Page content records
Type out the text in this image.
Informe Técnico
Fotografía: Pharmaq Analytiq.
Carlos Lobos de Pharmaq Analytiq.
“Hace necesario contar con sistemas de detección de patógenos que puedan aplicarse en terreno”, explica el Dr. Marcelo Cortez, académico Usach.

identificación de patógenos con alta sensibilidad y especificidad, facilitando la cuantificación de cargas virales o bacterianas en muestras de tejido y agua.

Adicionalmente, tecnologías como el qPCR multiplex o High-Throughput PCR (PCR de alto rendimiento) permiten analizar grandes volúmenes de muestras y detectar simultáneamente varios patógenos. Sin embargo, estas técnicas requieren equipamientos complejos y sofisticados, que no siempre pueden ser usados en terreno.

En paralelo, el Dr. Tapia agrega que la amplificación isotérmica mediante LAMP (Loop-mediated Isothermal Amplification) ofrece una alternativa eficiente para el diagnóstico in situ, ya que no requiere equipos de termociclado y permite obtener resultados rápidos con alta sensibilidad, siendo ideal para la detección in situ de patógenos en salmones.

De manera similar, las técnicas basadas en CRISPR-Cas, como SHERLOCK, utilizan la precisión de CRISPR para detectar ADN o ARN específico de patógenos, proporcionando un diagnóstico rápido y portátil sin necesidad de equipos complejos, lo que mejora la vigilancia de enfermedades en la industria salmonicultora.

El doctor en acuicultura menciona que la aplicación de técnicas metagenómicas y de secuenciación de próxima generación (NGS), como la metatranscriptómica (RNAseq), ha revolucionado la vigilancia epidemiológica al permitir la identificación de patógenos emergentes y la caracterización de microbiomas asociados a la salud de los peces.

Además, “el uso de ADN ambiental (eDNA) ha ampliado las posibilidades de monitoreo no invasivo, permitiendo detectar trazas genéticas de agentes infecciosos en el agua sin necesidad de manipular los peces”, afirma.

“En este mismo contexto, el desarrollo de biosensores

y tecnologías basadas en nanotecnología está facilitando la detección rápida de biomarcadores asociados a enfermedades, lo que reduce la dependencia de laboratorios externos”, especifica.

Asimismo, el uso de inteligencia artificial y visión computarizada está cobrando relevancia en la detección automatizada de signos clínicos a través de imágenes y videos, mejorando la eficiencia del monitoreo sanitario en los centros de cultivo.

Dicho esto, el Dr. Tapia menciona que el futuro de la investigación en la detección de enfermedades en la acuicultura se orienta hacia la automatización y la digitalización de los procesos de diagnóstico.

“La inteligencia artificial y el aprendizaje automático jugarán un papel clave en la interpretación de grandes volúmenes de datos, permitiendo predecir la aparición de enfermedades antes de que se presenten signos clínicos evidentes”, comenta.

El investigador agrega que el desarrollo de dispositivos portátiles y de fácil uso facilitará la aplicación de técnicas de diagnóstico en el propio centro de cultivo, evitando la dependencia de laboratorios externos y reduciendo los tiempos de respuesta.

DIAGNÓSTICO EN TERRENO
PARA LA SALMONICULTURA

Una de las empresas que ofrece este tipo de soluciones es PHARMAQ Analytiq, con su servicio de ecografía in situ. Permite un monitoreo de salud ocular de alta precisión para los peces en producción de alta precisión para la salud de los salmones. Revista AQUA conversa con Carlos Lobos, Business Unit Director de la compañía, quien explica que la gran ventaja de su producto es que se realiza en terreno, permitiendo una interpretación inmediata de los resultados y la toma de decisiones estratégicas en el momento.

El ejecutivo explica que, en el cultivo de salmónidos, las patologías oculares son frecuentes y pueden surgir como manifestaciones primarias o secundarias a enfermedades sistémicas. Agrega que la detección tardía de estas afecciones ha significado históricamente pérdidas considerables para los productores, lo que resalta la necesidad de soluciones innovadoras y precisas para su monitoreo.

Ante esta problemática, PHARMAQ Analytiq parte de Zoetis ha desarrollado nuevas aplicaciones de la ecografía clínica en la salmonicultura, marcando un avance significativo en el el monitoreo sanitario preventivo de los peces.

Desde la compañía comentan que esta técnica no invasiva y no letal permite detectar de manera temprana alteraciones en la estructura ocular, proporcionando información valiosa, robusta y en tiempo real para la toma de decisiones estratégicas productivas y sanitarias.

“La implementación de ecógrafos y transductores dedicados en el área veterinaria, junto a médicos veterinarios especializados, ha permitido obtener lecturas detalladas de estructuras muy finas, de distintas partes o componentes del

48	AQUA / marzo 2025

ACTIVITY:
Find the lines above that hold "estas", then copy each of them.

ANSWER AREA:
Adicionalmente, tecnologías como el qPCR multiplex o High-Throughput PCR (PCR de alto rendimiento) permiten analizar grandes volúmenes de muestras y detectar simultáneamente varios patógenos. Sin embargo, estas técnicas requieren equipamientos complejos y sofisticados, que no siempre pueden ser usados en terreno.
El ejecutivo explica que, en el cultivo de salmónidos, las patologías oculares son frecuentes y pueden surgir como manifestaciones primarias o secundarias a enfermedades sistémicas. Agrega que la detección tardía de estas afecciones ha significado históricamente pérdidas considerables para los productores, lo que resalta la necesidad de soluciones innovadoras y precisas para su monitoreo.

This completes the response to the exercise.